⟨

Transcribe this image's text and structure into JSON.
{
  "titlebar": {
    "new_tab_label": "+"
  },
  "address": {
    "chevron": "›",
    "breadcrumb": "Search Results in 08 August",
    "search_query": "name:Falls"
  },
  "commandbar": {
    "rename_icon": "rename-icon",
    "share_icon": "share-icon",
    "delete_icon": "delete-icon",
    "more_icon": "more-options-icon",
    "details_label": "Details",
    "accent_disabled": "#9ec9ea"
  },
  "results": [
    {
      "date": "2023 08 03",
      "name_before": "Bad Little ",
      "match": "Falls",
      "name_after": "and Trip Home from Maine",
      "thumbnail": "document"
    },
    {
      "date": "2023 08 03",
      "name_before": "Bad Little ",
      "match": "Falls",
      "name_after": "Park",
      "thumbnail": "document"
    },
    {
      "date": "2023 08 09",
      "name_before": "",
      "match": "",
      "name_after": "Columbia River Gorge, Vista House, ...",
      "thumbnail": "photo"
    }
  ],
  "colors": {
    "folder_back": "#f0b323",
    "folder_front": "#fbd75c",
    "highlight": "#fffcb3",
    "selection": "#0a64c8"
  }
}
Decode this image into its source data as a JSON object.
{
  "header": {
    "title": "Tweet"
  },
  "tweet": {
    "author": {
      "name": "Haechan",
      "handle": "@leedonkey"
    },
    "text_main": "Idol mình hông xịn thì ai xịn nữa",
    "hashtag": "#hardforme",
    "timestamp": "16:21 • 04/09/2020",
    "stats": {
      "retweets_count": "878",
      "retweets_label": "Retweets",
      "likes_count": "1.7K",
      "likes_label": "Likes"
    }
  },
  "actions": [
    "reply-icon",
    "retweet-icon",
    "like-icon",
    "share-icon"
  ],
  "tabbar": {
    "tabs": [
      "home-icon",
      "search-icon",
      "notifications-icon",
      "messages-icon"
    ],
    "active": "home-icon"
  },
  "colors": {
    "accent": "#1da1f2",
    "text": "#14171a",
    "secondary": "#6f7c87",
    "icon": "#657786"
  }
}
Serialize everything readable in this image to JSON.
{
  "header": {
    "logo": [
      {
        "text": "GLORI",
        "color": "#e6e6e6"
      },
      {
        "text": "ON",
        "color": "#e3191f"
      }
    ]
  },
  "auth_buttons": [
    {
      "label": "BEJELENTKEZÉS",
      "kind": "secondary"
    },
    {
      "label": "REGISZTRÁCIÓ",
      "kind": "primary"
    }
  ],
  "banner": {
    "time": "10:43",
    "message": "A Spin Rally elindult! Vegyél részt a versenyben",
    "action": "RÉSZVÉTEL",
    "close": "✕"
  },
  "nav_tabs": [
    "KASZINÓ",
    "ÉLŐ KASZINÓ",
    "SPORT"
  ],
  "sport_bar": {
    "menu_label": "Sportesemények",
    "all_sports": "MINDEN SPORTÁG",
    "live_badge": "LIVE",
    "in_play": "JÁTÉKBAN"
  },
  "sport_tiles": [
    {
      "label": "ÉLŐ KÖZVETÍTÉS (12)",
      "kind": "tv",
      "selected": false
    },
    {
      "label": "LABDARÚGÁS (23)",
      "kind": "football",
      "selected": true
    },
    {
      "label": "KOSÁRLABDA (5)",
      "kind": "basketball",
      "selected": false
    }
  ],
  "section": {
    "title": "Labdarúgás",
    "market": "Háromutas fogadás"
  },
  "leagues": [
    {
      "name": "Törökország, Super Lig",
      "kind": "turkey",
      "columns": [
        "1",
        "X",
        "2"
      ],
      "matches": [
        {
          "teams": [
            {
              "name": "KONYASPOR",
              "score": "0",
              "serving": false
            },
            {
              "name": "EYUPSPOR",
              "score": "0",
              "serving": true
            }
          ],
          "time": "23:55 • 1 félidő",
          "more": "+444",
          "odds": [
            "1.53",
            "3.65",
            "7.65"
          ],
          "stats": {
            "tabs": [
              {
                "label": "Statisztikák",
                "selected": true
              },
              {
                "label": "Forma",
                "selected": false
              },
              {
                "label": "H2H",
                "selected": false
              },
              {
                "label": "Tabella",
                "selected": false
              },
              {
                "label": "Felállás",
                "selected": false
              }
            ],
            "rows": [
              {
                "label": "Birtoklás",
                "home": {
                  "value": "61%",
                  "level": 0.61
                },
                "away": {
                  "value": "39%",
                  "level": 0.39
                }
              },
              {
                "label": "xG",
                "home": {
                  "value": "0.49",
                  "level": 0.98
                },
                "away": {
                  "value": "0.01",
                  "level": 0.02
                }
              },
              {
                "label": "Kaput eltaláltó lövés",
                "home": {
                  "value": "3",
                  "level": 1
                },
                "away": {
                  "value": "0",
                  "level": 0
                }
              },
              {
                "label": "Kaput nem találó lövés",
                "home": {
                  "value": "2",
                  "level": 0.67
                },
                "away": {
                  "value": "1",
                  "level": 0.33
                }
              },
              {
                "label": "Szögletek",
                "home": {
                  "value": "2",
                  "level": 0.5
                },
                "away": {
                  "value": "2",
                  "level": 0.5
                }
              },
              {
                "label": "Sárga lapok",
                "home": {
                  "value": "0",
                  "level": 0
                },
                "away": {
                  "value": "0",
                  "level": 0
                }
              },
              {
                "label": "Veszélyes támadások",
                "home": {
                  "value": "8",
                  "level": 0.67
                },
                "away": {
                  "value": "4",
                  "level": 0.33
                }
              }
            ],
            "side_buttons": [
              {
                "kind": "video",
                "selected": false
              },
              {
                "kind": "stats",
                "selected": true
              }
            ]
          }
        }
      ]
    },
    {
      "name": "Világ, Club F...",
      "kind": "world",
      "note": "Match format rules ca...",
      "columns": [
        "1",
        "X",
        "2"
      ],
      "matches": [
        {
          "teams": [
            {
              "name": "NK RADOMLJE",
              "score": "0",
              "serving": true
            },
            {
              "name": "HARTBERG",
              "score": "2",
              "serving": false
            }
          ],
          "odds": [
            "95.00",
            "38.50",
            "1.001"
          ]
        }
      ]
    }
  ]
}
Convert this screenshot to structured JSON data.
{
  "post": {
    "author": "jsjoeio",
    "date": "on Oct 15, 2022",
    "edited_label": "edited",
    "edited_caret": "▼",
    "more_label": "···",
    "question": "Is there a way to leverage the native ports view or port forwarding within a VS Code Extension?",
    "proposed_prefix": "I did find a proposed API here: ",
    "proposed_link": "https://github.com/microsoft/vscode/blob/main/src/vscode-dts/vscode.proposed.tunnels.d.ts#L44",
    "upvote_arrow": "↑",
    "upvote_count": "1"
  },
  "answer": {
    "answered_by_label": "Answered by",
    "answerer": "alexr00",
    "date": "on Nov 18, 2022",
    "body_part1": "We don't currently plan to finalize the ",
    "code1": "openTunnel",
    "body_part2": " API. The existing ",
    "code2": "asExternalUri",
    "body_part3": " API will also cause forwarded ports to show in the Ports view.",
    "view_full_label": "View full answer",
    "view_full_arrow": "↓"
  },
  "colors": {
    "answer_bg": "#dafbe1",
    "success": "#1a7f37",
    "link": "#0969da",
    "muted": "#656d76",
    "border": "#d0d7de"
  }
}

⟩

*What you have to do*
Copy out the whole listing exactly; please set it all down.

*Worked answer*
Transcribe this image's text and structure into JSON.
{
  "titlebar": {
    "new_tab_label": "+"
  },
  "address": {
    "chevron": "›",
    "breadcrumb": "Search Results in 08 August",
    "search_query": "name:Falls"
  },
  "commandbar": {
    "rename_icon": "rename-icon",
    "share_icon": "share-icon",
    "delete_icon": "delete-icon",
    "more_icon": "more-options-icon",
    "details_label": "Details",
    "accent_disabled": "#9ec9ea"
  },
  "results": [
    {
      "date": "2023 08 03",
      "name_before": "Bad Little ",
      "match": "Falls",
      "name_after": "and Trip Home from Maine",
      "thumbnail": "document"
    },
    {
      "date": "2023 08 03",
      "name_before": "Bad Little ",
      "match": "Falls",
      "name_after": "Park",
      "thumbnail": "document"
    },
    {
      "date": "2023 08 09",
      "name_before": "",
      "match": "",
      "name_after": "Columbia River Gorge, Vista House, ...",
      "thumbnail": "photo"
    }
  ],
  "colors": {
    "folder_back": "#f0b323",
    "folder_front": "#fbd75c",
    "highlight": "#fffcb3",
    "selection": "#0a64c8"
  }
}
Decode this image into its source data as a JSON object.
{
  "header": {
    "title": "Tweet"
  },
  "tweet": {
    "author": {
      "name": "Haechan",
      "handle": "@leedonkey"
    },
    "text_main": "Idol mình hông xịn thì ai xịn nữa",
    "hashtag": "#hardforme",
    "timestamp": "16:21 • 04/09/2020",
    "stats": {
      "retweets_count": "878",
      "retweets_label": "Retweets",
      "likes_count": "1.7K",
      "likes_label": "Likes"
    }
  },
  "actions": [
    "reply-icon",
    "retweet-icon",
    "like-icon",
    "share-icon"
  ],
  "tabbar": {
    "tabs": [
      "home-icon",
      "search-icon",
      "notifications-icon",
      "messages-icon"
    ],
    "active": "home-icon"
  },
  "colors": {
    "accent": "#1da1f2",
    "text": "#14171a",
    "secondary": "#6f7c87",
    "icon": "#657786"
  }
}
Serialize everything readable in this image to JSON.
{
  "header": {
    "logo": [
      {
        "text": "GLORI",
        "color": "#e6e6e6"
      },
      {
        "text": "ON",
        "color": "#e3191f"
      }
    ]
  },
  "auth_buttons": [
    {
      "label": "BEJELENTKEZÉS",
      "kind": "secondary"
    },
    {
      "label": "REGISZTRÁCIÓ",
      "kind": "primary"
    }
  ],
  "banner": {
    "time": "10:43",
    "message": "A Spin Rally elindult! Vegyél részt a versenyben",
    "action": "RÉSZVÉTEL",
    "close": "✕"
  },
  "nav_tabs": [
    "KASZINÓ",
    "ÉLŐ KASZINÓ",
    "SPORT"
  ],
  "sport_bar": {
    "menu_label": "Sportesemények",
    "all_sports": "MINDEN SPORTÁG",
    "live_badge": "LIVE",
    "in_play": "JÁTÉKBAN"
  },
  "sport_tiles": [
    {
      "label": "ÉLŐ KÖZVETÍTÉS (12)",
      "kind": "tv",
      "selected": false
    },
    {
      "label": "LABDARÚGÁS (23)",
      "kind": "football",
      "selected": true
    },
    {
      "label": "KOSÁRLABDA (5)",
      "kind": "basketball",
      "selected": false
    }
  ],
  "section": {
    "title": "Labdarúgás",
    "market": "Háromutas fogadás"
  },
  "leagues": [
    {
      "name": "Törökország, Super Lig",
      "kind": "turkey",
      "columns": [
        "1",
        "X",
        "2"
      ],
      "matches": [
        {
          "teams": [
            {
              "name": "KONYASPOR",
              "score": "0",
              "serving": false
            },
            {
              "name": "EYUPSPOR",
              "score": "0",
              "serving": true
            }
          ],
          "time": "23:55 • 1 félidő",
          "more": "+444",
          "odds": [
            "1.53",
            "3.65",
            "7.65"
          ],
          "stats": {
            "tabs": [
              {
                "label": "Statisztikák",
                "selected": true
              },
              {
                "label": "Forma",
                "selected": false
              },
              {
                "label": "H2H",
                "selected": false
              },
              {
                "label": "Tabella",
                "selected": false
              },
              {
                "label": "Felállás",
                "selected": false
              }
            ],
            "rows": [
              {
                "label": "Birtoklás",
                "home": {
                  "value": "61%",
                  "level": 0.61
                },
                "away": {
                  "value": "39%",
                  "level": 0.39
                }
              },
              {
                "label": "xG",
                "home": {
                  "value": "0.49",
                  "level": 0.98
                },
                "away": {
                  "value": "0.01",
                  "level": 0.02
                }
              },
              {
                "label": "Kaput eltaláltó lövés",
                "home": {
                  "value": "3",
                  "level": 1
                },
                "away": {
                  "value": "0",
                  "level": 0
                }
              },
              {
                "label": "Kaput nem találó lövés",
                "home": {
                  "value": "2",
                  "level": 0.67
                },
                "away": {
                  "value": "1",
                  "level": 0.33
                }
              },
              {
                "label": "Szögletek",
                "home": {
                  "value": "2",
                  "level": 0.5
                },
                "away": {
                  "value": "2",
                  "level": 0.5
                }
              },
              {
                "label": "Sárga lapok",
                "home": {
                  "value": "0",
                  "level": 0
                },
                "away": {
                  "value": "0",
                  "level": 0
                }
              },
              {
                "label": "Veszélyes támadások",
                "home": {
                  "value": "8",
                  "level": 0.67
                },
                "away": {
                  "value": "4",
                  "level": 0.33
                }
              }
            ],
            "side_buttons": [
              {
                "kind": "video",
                "selected": false
              },
              {
                "kind": "stats",
                "selected": true
              }
            ]
          }
        }
      ]
    },
    {
      "name": "Világ, Club F...",
      "kind": "world",
      "note": "Match format rules ca...",
      "columns": [
        "1",
        "X",
        "2"
      ],
      "matches": [
        {
          "teams": [
            {
              "name": "NK RADOMLJE",
              "score": "0",
              "serving": true
            },
            {
              "name": "HARTBERG",
              "score": "2",
              "serving": false
            }
          ],
          "odds": [
            "95.00",
            "38.50",
            "1.001"
          ]
        }
      ]
    }
  ]
}
Convert this screenshot to structured JSON data.
{
  "post": {
    "author": "jsjoeio",
    "date": "on Oct 15, 2022",
    "edited_label": "edited",
    "edited_caret": "▼",
    "more_label": "···",
    "question": "Is there a way to leverage the native ports view or port forwarding within a VS Code Extension?",
    "proposed_prefix": "I did find a proposed API here: ",
    "proposed_link": "https://github.com/microsoft/vscode/blob/main/src/vscode-dts/vscode.proposed.tunnels.d.ts#L44",
    "upvote_arrow": "↑",
    "upvote_count": "1"
  },
  "answer": {
    "answered_by_label": "Answered by",
    "answerer": "alexr00",
    "date": "on Nov 18, 2022",
    "body_part1": "We don't currently plan to finalize the ",
    "code1": "openTunnel",
    "body_part2": " API. The existing ",
    "code2": "asExternalUri",
    "body_part3": " API will also cause forwarded ports to show in the Ports view.",
    "view_full_label": "View full answer",
    "view_full_arrow": "↓"
  },
  "colors": {
    "answer_bg": "#dafbe1",
    "success": "#1a7f37",
    "link": "#0969da",
    "muted": "#656d76",
    "border": "#d0d7de"
  }
}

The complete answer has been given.